_Lista de tarefas:_
1. Reproduza o trecho do excerto do acórdão sobre o gasóleo, de "Por despacho do" até "como do acórdão.".
2. Responda às perguntas seguintes com base no excerto do acórdão sobre o gasóleo:
(a) Em que data foi proferido o despacho que apensou os processos C‑241/12 e C‑242/12?
(b) Que tribunal submete as questões prejudiciais?
(c) Por que motivo o gasóleo não cumpria as especificações contratuais nem as exigências em matéria de segurança?
3. Escreva a continuação do excerto do acórdão sobre o gasóleo, a partir do ponto em que ele termina.

_Texto apresentado:_
---------------

Por despacho do presidente do Tribunal de Justiça de 2 de julho de 2012, os processos C‑241/12 e C‑242/12 foram apensados para efeitos das fases escrita e oral, bem como do acórdão.

Quanto às questões prejudiciais

27

Com as suas questões prejudiciais, que importa examinar em conjunto, o Rechtbank te Rotterdam pergunta, no essencial, se deve ser qualificado de resíduo, na aceção dos Regulamentos n.os 259/93 e 1013/2006, um carregamento de gasóleo que, no momento do seu carregamento para um navio‑cisterna, foi acidentalmente misturado com outra substância, quando, após entrega ao comprador, se revelou que aquele não cumpre as especificações contratuais nem as exigências em matéria de segurança em razão do seu ponto de inflamação demasiado baixo, e que, devido à sua nova composição, não podia ser armazenado pelo comprador tendo em conta a sua licença ambiental nem por este vendido nas estações de serviço como combustível para motores diesel em conformidade com a sua finalidade, de modo que, mediante reclamação do comprador, foi restituído ao vendedor, que o tenciona repor no mercado após o ter misturado com outro produto.

---------------

_Entradas listadas:_
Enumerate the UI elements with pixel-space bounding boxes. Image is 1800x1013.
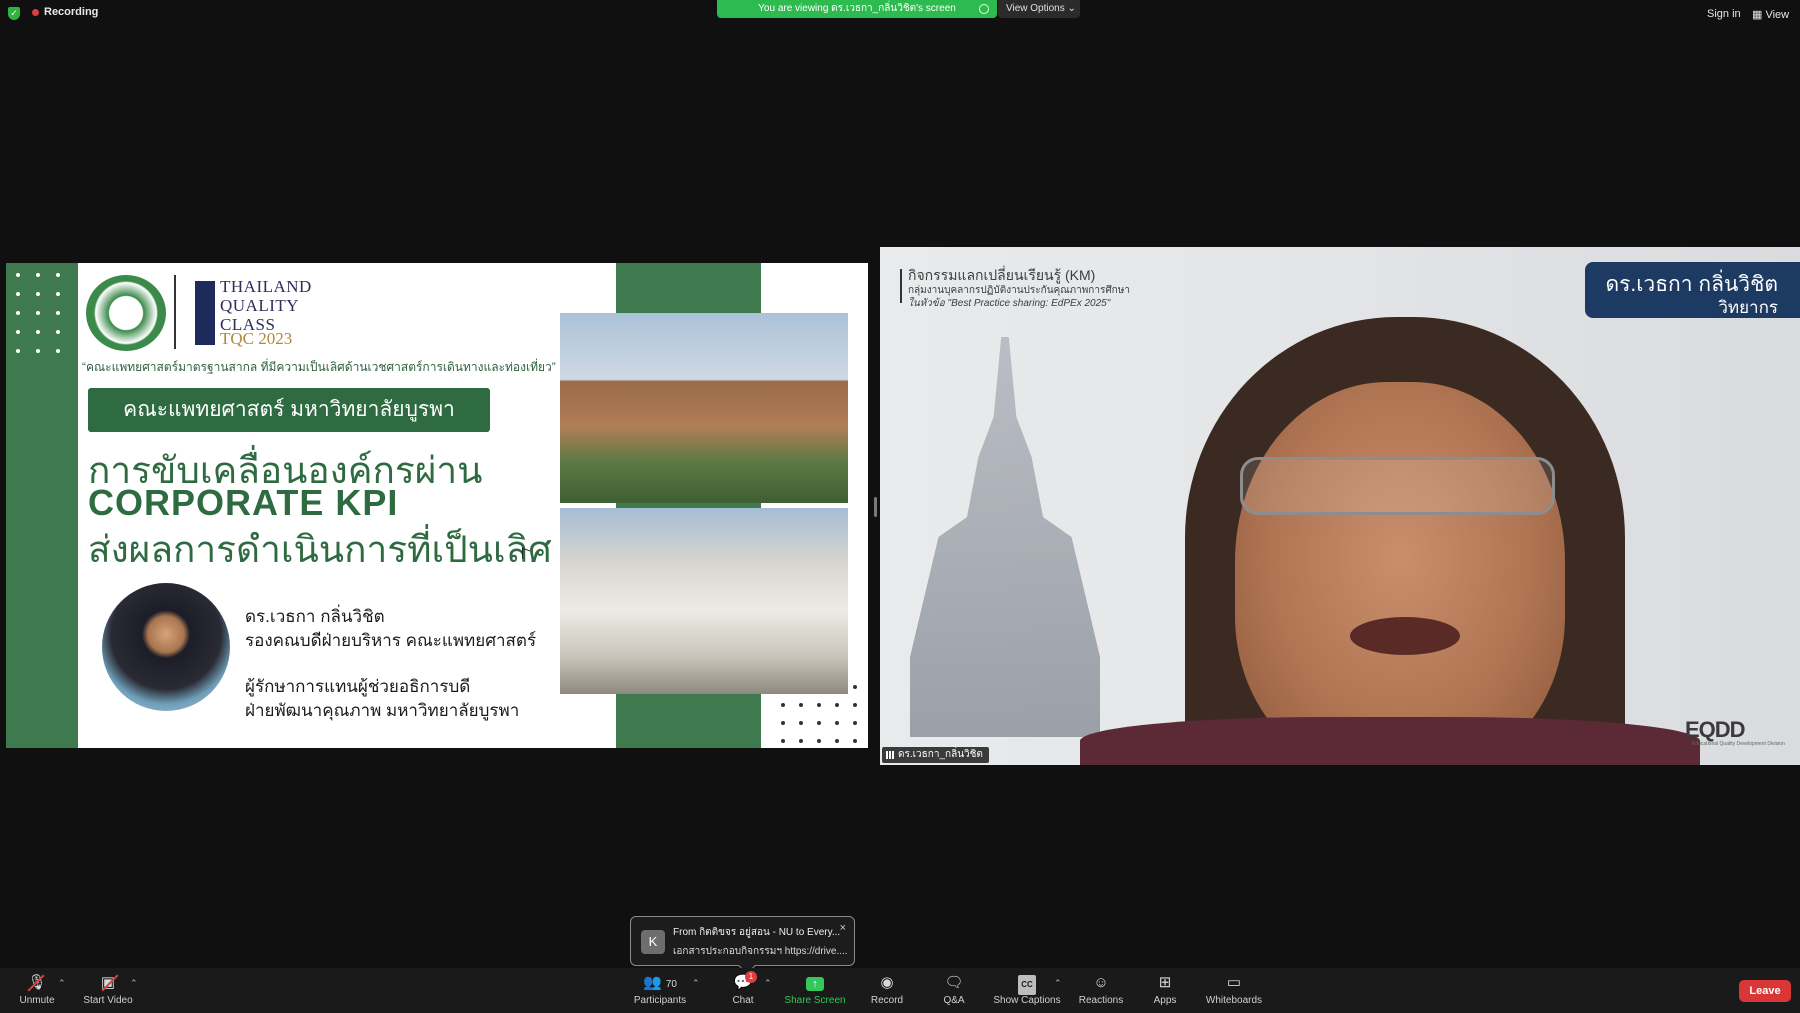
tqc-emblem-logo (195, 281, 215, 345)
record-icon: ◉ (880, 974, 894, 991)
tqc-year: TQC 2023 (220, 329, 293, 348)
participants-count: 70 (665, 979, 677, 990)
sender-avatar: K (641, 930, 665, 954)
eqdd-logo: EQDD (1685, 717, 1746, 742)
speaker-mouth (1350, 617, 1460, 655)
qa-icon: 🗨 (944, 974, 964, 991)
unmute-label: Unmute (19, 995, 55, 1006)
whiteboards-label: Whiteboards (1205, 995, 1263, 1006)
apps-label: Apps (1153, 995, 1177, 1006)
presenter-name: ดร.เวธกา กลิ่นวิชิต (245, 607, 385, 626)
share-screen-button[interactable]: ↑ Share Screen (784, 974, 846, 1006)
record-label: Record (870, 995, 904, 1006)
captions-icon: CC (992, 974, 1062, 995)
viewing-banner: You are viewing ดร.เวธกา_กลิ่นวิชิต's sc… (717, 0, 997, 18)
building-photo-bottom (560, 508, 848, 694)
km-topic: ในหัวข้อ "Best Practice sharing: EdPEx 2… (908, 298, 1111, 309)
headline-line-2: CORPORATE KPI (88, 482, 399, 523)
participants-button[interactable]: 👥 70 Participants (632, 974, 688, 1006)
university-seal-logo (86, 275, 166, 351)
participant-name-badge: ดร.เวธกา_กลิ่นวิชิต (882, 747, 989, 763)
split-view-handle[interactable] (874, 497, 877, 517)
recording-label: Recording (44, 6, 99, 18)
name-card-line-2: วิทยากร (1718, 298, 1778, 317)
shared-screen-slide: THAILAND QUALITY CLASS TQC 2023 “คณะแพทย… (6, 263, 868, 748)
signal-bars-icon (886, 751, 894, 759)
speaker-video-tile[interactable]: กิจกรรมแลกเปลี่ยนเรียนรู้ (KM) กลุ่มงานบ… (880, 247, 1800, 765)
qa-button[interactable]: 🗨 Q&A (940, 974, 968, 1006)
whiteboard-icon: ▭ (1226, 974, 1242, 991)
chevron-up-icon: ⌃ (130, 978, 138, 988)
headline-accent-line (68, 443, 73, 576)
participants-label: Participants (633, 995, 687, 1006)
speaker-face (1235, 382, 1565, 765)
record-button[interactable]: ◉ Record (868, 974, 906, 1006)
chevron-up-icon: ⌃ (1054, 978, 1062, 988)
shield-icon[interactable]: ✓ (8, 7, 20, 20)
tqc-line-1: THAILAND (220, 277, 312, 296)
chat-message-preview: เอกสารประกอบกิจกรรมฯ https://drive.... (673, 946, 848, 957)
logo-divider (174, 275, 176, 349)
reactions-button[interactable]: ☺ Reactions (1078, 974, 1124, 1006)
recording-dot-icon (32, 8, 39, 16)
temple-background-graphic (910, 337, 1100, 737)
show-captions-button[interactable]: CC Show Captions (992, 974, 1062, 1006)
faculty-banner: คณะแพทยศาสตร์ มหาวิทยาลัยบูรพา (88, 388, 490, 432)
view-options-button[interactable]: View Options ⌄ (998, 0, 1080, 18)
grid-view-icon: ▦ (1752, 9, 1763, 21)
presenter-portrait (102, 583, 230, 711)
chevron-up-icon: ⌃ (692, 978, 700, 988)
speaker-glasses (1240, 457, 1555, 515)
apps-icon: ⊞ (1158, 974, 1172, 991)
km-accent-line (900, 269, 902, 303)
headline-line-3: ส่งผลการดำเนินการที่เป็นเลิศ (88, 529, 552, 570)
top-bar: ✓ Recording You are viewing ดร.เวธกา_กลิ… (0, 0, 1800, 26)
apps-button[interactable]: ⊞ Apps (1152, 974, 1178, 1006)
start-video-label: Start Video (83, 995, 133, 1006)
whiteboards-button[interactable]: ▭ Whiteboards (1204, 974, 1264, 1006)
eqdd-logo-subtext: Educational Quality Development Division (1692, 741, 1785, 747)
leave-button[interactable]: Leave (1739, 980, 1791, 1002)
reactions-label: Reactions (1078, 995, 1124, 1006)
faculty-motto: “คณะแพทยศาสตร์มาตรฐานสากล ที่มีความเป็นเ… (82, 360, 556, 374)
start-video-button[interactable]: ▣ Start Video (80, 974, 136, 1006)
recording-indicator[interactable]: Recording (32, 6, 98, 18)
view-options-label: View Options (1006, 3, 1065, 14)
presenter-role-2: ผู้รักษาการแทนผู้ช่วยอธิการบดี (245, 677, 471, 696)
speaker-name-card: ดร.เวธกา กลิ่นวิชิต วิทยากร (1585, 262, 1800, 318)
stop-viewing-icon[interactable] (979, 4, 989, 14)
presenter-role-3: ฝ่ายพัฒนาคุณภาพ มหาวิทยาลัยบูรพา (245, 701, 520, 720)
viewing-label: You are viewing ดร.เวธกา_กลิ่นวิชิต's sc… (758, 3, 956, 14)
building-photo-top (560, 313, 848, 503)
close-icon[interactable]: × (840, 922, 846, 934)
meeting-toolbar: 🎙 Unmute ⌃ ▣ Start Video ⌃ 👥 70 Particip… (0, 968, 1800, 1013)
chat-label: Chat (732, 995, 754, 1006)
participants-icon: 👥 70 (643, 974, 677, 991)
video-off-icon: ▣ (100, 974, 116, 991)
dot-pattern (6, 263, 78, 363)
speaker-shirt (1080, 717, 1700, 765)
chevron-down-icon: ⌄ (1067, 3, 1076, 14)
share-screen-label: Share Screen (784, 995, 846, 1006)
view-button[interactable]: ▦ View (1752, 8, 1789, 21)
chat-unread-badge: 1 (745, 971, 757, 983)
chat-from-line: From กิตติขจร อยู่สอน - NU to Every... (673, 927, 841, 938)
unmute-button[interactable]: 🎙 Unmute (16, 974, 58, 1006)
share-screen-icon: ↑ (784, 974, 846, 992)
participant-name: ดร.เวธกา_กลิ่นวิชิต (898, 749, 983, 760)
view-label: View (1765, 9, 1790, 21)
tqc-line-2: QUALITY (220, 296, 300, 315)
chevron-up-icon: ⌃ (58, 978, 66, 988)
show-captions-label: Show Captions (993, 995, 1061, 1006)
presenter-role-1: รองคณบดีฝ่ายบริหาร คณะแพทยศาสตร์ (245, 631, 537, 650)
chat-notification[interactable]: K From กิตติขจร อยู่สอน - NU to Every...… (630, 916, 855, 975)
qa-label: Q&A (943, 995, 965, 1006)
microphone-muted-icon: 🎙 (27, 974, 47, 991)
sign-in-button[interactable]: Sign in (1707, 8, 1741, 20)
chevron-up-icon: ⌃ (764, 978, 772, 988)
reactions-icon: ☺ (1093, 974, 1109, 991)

---------------

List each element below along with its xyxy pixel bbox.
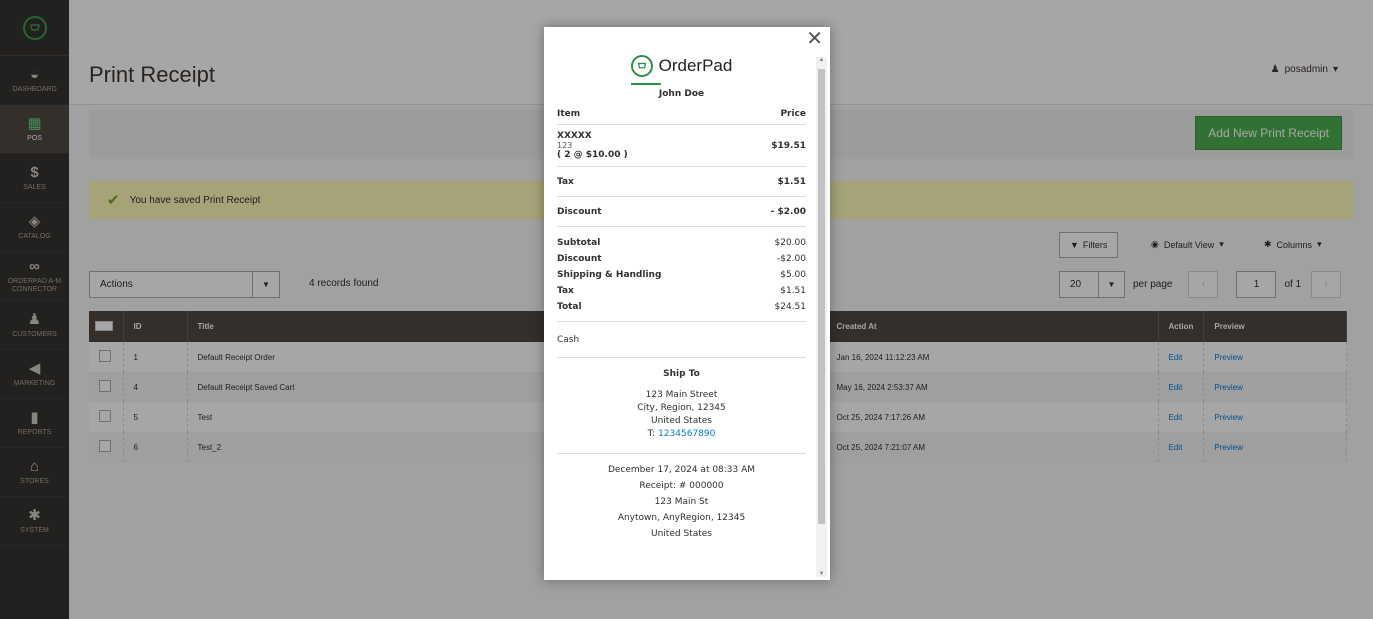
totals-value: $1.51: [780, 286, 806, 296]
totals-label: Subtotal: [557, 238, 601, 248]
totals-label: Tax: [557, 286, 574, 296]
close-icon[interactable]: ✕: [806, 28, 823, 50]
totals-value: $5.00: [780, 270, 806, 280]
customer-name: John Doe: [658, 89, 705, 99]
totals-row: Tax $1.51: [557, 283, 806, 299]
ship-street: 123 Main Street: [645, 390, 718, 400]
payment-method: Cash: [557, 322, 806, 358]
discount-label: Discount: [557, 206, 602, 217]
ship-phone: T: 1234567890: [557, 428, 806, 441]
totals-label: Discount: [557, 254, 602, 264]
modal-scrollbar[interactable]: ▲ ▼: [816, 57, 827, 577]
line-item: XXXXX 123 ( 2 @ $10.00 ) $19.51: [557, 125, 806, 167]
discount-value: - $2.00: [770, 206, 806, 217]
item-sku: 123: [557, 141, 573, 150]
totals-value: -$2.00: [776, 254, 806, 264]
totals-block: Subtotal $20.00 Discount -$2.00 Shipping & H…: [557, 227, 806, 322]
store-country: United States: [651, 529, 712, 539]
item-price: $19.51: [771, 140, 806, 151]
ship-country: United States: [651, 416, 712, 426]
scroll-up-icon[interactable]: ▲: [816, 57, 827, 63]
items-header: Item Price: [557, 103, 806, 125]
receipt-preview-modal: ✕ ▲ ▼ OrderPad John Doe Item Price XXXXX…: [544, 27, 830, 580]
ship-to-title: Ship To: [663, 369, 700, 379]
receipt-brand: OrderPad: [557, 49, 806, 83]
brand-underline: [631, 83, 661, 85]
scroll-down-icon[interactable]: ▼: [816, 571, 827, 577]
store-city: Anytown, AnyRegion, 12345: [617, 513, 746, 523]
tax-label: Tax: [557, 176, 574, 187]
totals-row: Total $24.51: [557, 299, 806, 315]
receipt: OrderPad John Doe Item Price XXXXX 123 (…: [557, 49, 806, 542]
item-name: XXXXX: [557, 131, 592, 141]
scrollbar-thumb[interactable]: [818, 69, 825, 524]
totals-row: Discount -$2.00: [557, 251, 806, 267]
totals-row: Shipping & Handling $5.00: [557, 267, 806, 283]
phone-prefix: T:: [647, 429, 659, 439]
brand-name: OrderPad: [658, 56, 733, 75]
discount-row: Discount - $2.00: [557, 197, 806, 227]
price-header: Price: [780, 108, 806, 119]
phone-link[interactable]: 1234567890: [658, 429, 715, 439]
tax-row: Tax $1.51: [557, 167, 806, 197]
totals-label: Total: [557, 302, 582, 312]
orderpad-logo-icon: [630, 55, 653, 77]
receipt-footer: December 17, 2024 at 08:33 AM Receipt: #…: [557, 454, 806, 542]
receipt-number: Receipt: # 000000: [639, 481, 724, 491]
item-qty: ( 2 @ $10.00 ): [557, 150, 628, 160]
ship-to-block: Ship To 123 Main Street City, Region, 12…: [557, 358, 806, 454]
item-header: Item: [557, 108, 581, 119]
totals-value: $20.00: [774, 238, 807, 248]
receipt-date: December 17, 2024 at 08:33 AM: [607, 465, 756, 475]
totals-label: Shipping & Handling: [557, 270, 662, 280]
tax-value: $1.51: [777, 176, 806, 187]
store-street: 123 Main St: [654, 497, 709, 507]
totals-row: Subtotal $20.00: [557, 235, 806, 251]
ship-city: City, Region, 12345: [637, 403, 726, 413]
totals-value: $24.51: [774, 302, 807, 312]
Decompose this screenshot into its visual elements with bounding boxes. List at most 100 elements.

---------------

_Lista de respostas:_
1.
Por despacho do presidente do Tribunal de Justiça de 2 de julho de 2012, os processos C‑241/12 e C‑242/12 foram apensados para efeitos das fases escrita e oral, bem como do acórdão.

2.
(a) Em 2 de julho de 2012.
(b) O Rechtbank te Rotterdam.
(c) Por causa do seu ponto de inflamação demasiado baixo.

3.
28

Desde logo, importa referir que o Regulamento n.o 1013/2006, cuja interpretação é solicitada pelo órgão jurisdicional de reenvio, não é aplicável ratione temporis aos litígios nos processos principais, uma vez que, como resulta dos autos, o carregamento em causa foi embarcado no navio com destino aos Países Baixos em setembro de 2006.

29

Com efeito, basta referir a este propósito que, em conformidade com o artigo 64.o, n.o 1, do Regulamento n.o 1013/2006, este último passou a ser aplicável a partir de 12 de julho de 2007, data na qual, por outro lado, e como o seu artigo 61.o, n.o 1, prevê, foi por si revogado o Regulamento n.o 259/93.

30

Por conseguinte, há que examinar as questões prejudiciais à luz das disposições pertinentes do Regulamento n.o 259/93.

31

Como resulta do seu sexto considerando, o Regulamento n.o 259/93 tem por objetivo organizar a fiscalização e o controlo das transferências de resíduos de um modo que atenda à necessidade de preservar, proteger e melhorar a qualidade do ambiente.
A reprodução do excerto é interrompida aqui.